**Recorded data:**
# # # #

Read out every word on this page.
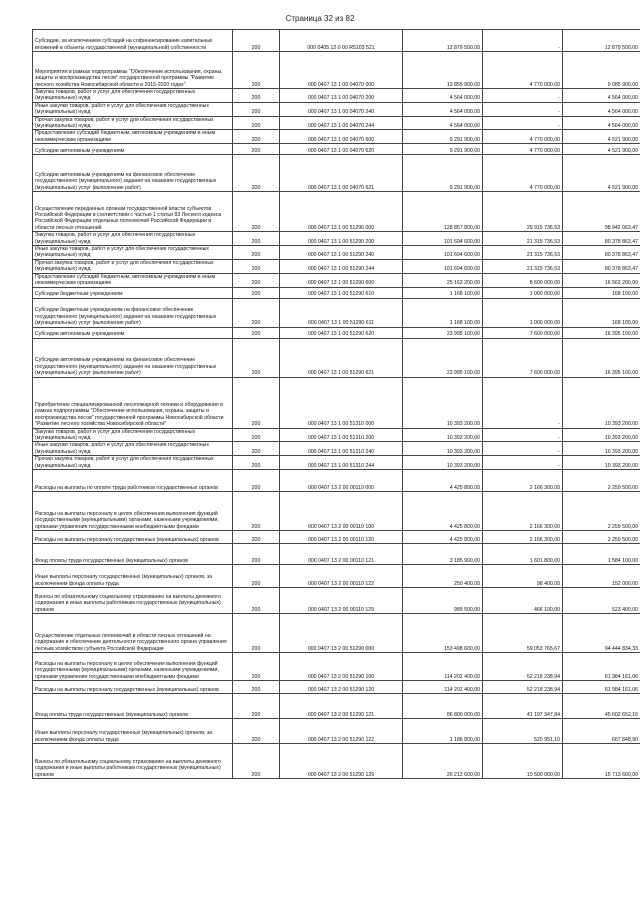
Страница 32 из 82
Субсидии, за исключением субсидий на софинансирование капитальных вложений в объекты государственной (муниципальной) собственности	200	000 0405 12 0 00 R5103 521	12 879 500,00	-	12 879 500,00
Мероприятия в рамках подпрограммы "Обеспечение использования, охраны, защиты и воспроизводства лесов" государственной программы "Развитие лесного хозяйства Новосибирской области в 2015-2020 годах"	200	000 0407 13 1 00 04070 000	13 855 900,00	4 770 000,00	9 085 900,00
Закупка товаров, работ и услуг для обеспечения государственных (муниципальных) нужд	200	000 0407 13 1 00 04070 200	4 564 000,00	-	4 564 000,00
Иные закупки товаров, работ и услуг для обеспечения государственных (муниципальных) нужд	200	000 0407 13 1 00 04070 240	4 564 000,00	-	4 564 000,00
Прочая закупка товаров, работ и услуг для обеспечения государственных (муниципальных) нужд	200	000 0407 13 1 00 04070 244	4 564 000,00	-	4 564 000,00
Предоставление субсидий бюджетным, автономным учреждениям и иным некоммерческим организациям	200	000 0407 13 1 00 04070 600	9 291 900,00	4 770 000,00	4 521 900,00
Субсидии автономным учреждениям	200	000 0407 13 1 00 04070 620	9 291 900,00	4 770 000,00	4 521 900,00
Субсидии автономным учреждениям на финансовое обеспечение государственного (муниципального) задания на оказание государственных (муниципальных) услуг (выполнение работ)	200	000 0407 13 1 00 04070 621	9 291 900,00	4 770 000,00	4 521 900,00
Осуществление переданных органам государственной власти субъектов Российской Федерации в соответствии с частью 1 статьи 83 Лесного кодекса Российской Федерации отдельных полномочий Российской Федерации в области лесных отношений	200	000 0407 13 1 00 51290 000	128 857 800,00	29 915 736,53	98 942 063,47
Закупка товаров, работ и услуг для обеспечения государственных (муниципальных) нужд	200	000 0407 13 1 00 51290 200	101 694 600,00	21 315 736,53	80 378 863,47
Иные закупки товаров, работ и услуг для обеспечения государственных (муниципальных) нужд	200	000 0407 13 1 00 51290 240	101 694 600,00	21 315 736,53	80 378 863,47
Прочая закупка товаров, работ и услуг для обеспечения государственных (муниципальных) нужд	200	000 0407 13 1 00 51290 244	101 694 600,00	21 315 736,53	80 378 863,47
Предоставление субсидий бюджетным, автономным учреждениям и иным некоммерческим организациям	200	000 0407 13 1 00 51290 600	25 163 200,00	8 600 000,00	16 563 200,00
Субсидии бюджетным учреждениям	200	000 0407 13 1 00 51290 610	1 168 100,00	1 000 000,00	168 100,00
Субсидии бюджетным учреждениям на финансовое обеспечение государственного (муниципального) задания на оказание государственных (муниципальных) услуг (выполнение работ)	200	000 0407 13 1 00 51290 611	1 168 100,00	1 000 000,00	168 100,00
Субсидии автономным учреждениям	200	000 0407 13 1 00 51290 620	23 995 100,00	7 600 000,00	16 395 100,00
Субсидии автономным учреждениям на финансовое обеспечение государственного (муниципального) задания на оказание государственных (муниципальных) услуг (выполнение работ)	200	000 0407 13 1 00 51290 621	23 995 100,00	7 600 000,00	16 395 100,00
Приобретение специализированной лесопожарной техники и оборудования в рамках подпрограммы "Обеспечение использования, охраны, защиты и воспроизводства лесов" государственной программы Новосибирской области "Развитие лесного хозяйства Новосибирской области"	200	000 0407 13 1 00 51310 000	10 393 200,00	-	10 393 200,00
Закупка товаров, работ и услуг для обеспечения государственных (муниципальных) нужд	200	000 0407 13 1 00 51310 200	10 393 200,00	-	10 393 200,00
Иные закупки товаров, работ и услуг для обеспечения государственных (муниципальных) нужд	200	000 0407 13 1 00 51310 240	10 393 200,00	-	10 393 200,00
Прочая закупка товаров, работ и услуг для обеспечения государственных (муниципальных) нужд	200	000 0407 13 1 00 51310 244	10 393 200,00	-	10 393 200,00
Расходы на выплаты по оплате труда работников государственных органов	200	000 0407 13 2 00 00110 000	4 425 800,00	2 166 300,00	2 259 500,00
Расходы на выплаты персоналу в целях обеспечения выполнения функций государственными (муниципальными) органами, казенными учреждениями, органами управления государственными внебюджетными фондами	200	000 0407 13 2 00 00110 100	4 425 800,00	2 166 300,00	2 259 500,00
Расходы на выплаты персоналу государственных (муниципальных) органов	200	000 0407 13 2 00 00110 120	4 425 800,00	2 166 300,00	2 259 500,00
Фонд оплаты труда государственных (муниципальных) органов	200	000 0407 13 2 00 00110 121	3 185 900,00	1 601 800,00	1 584 100,00
Иные выплаты персоналу государственных (муниципальных) органов, за исключением фонда оплаты труда	200	000 0407 13 2 00 00110 122	250 400,00	98 400,00	152 000,00
Взносы по обязательному социальному страхованию на выплаты денежного содержания и иные выплаты работникам государственных (муниципальных) органов	200	000 0407 13 2 00 00110 129	989 500,00	466 100,00	523 400,00
Осуществление отдельных полномочий в области лесных отношений на содержание и обеспечение деятельности государственного органа управления лесным хозяйством субъекта Российской Федерации	200	000 0407 13 2 00 51290 000	153 498 600,00	59 053 765,67	94 444 834,33
Расходы на выплаты персоналу в целях обеспечения выполнения функций государственными (муниципальными) органами, казенными учреждениями, органами управления государственными внебюджетными фондами	200	000 0407 13 2 00 51290 100	114 202 400,00	52 218 238,94	61 984 161,06
Расходы на выплаты персоналу государственных (муниципальных) органов	200	000 0407 13 2 00 51290 120	114 202 400,00	52 218 238,94	61 984 161,06
Фонд оплаты труда государственных (муниципальных) органов	200	000 0407 13 2 00 51290 121	86 800 000,00	41 197 347,84	45 602 652,16
Иные выплаты персоналу государственных (муниципальных) органов, за исключением фонда оплаты труда	200	000 0407 13 2 00 51290 122	1 188 800,00	520 951,10	667 848,90
Взносы по обязательному социальному страхованию на выплаты денежного содержания и иные выплаты работникам государственных (муниципальных) органов	200	000 0407 13 2 00 51290 129	26 213 600,00	10 500 000,00	15 713 600,00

# # # #

**WRITTEN EXERCISE:** The records shown above are to be repeated exactly, with the pictures left out.

**EXERCISE OUTPUT:**
Read out every word on this page.
Страница 32 из 82
Субсидии, за исключением субсидий на софинансирование капитальных вложений в объекты государственной (муниципальной) собственности	200	000 0405 12 0 00 R5103 521	12 879 500,00	-	12 879 500,00
Мероприятия в рамках подпрограммы "Обеспечение использования, охраны, защиты и воспроизводства лесов" государственной программы "Развитие лесного хозяйства Новосибирской области в 2015-2020 годах"	200	000 0407 13 1 00 04070 000	13 855 900,00	4 770 000,00	9 085 900,00
Закупка товаров, работ и услуг для обеспечения государственных (муниципальных) нужд	200	000 0407 13 1 00 04070 200	4 564 000,00	-	4 564 000,00
Иные закупки товаров, работ и услуг для обеспечения государственных (муниципальных) нужд	200	000 0407 13 1 00 04070 240	4 564 000,00	-	4 564 000,00
Прочая закупка товаров, работ и услуг для обеспечения государственных (муниципальных) нужд	200	000 0407 13 1 00 04070 244	4 564 000,00	-	4 564 000,00
Предоставление субсидий бюджетным, автономным учреждениям и иным некоммерческим организациям	200	000 0407 13 1 00 04070 600	9 291 900,00	4 770 000,00	4 521 900,00
Субсидии автономным учреждениям	200	000 0407 13 1 00 04070 620	9 291 900,00	4 770 000,00	4 521 900,00
Субсидии автономным учреждениям на финансовое обеспечение государственного (муниципального) задания на оказание государственных (муниципальных) услуг (выполнение работ)	200	000 0407 13 1 00 04070 621	9 291 900,00	4 770 000,00	4 521 900,00
Осуществление переданных органам государственной власти субъектов Российской Федерации в соответствии с частью 1 статьи 83 Лесного кодекса Российской Федерации отдельных полномочий Российской Федерации в области лесных отношений	200	000 0407 13 1 00 51290 000	128 857 800,00	29 915 736,53	98 942 063,47
Закупка товаров, работ и услуг для обеспечения государственных (муниципальных) нужд	200	000 0407 13 1 00 51290 200	101 694 600,00	21 315 736,53	80 378 863,47
Иные закупки товаров, работ и услуг для обеспечения государственных (муниципальных) нужд	200	000 0407 13 1 00 51290 240	101 694 600,00	21 315 736,53	80 378 863,47
Прочая закупка товаров, работ и услуг для обеспечения государственных (муниципальных) нужд	200	000 0407 13 1 00 51290 244	101 694 600,00	21 315 736,53	80 378 863,47
Предоставление субсидий бюджетным, автономным учреждениям и иным некоммерческим организациям	200	000 0407 13 1 00 51290 600	25 163 200,00	8 600 000,00	16 563 200,00
Субсидии бюджетным учреждениям	200	000 0407 13 1 00 51290 610	1 168 100,00	1 000 000,00	168 100,00
Субсидии бюджетным учреждениям на финансовое обеспечение государственного (муниципального) задания на оказание государственных (муниципальных) услуг (выполнение работ)	200	000 0407 13 1 00 51290 611	1 168 100,00	1 000 000,00	168 100,00
Субсидии автономным учреждениям	200	000 0407 13 1 00 51290 620	23 995 100,00	7 600 000,00	16 395 100,00
Субсидии автономным учреждениям на финансовое обеспечение государственного (муниципального) задания на оказание государственных (муниципальных) услуг (выполнение работ)	200	000 0407 13 1 00 51290 621	23 995 100,00	7 600 000,00	16 395 100,00
Приобретение специализированной лесопожарной техники и оборудования в рамках подпрограммы "Обеспечение использования, охраны, защиты и воспроизводства лесов" государственной программы Новосибирской области "Развитие лесного хозяйства Новосибирской области"	200	000 0407 13 1 00 51310 000	10 393 200,00	-	10 393 200,00
Закупка товаров, работ и услуг для обеспечения государственных (муниципальных) нужд	200	000 0407 13 1 00 51310 200	10 393 200,00	-	10 393 200,00
Иные закупки товаров, работ и услуг для обеспечения государственных (муниципальных) нужд	200	000 0407 13 1 00 51310 240	10 393 200,00	-	10 393 200,00
Прочая закупка товаров, работ и услуг для обеспечения государственных (муниципальных) нужд	200	000 0407 13 1 00 51310 244	10 393 200,00	-	10 393 200,00
Расходы на выплаты по оплате труда работников государственных органов	200	000 0407 13 2 00 00110 000	4 425 800,00	2 166 300,00	2 259 500,00
Расходы на выплаты персоналу в целях обеспечения выполнения функций государственными (муниципальными) органами, казенными учреждениями, органами управления государственными внебюджетными фондами	200	000 0407 13 2 00 00110 100	4 425 800,00	2 166 300,00	2 259 500,00
Расходы на выплаты персоналу государственных (муниципальных) органов	200	000 0407 13 2 00 00110 120	4 425 800,00	2 166 300,00	2 259 500,00
Фонд оплаты труда государственных (муниципальных) органов	200	000 0407 13 2 00 00110 121	3 185 900,00	1 601 800,00	1 584 100,00
Иные выплаты персоналу государственных (муниципальных) органов, за исключением фонда оплаты труда	200	000 0407 13 2 00 00110 122	250 400,00	98 400,00	152 000,00
Взносы по обязательному социальному страхованию на выплаты денежного содержания и иные выплаты работникам государственных (муниципальных) органов	200	000 0407 13 2 00 00110 129	989 500,00	466 100,00	523 400,00
Осуществление отдельных полномочий в области лесных отношений на содержание и обеспечение деятельности государственного органа управления лесным хозяйством субъекта Российской Федерации	200	000 0407 13 2 00 51290 000	153 498 600,00	59 053 765,67	94 444 834,33
Расходы на выплаты персоналу в целях обеспечения выполнения функций государственными (муниципальными) органами, казенными учреждениями, органами управления государственными внебюджетными фондами	200	000 0407 13 2 00 51290 100	114 202 400,00	52 218 238,94	61 984 161,06
Расходы на выплаты персоналу государственных (муниципальных) органов	200	000 0407 13 2 00 51290 120	114 202 400,00	52 218 238,94	61 984 161,06
Фонд оплаты труда государственных (муниципальных) органов	200	000 0407 13 2 00 51290 121	86 800 000,00	41 197 347,84	45 602 652,16
Иные выплаты персоналу государственных (муниципальных) органов, за исключением фонда оплаты труда	200	000 0407 13 2 00 51290 122	1 188 800,00	520 951,10	667 848,90
Взносы по обязательному социальному страхованию на выплаты денежного содержания и иные выплаты работникам государственных (муниципальных) органов	200	000 0407 13 2 00 51290 129	26 213 600,00	10 500 000,00	15 713 600,00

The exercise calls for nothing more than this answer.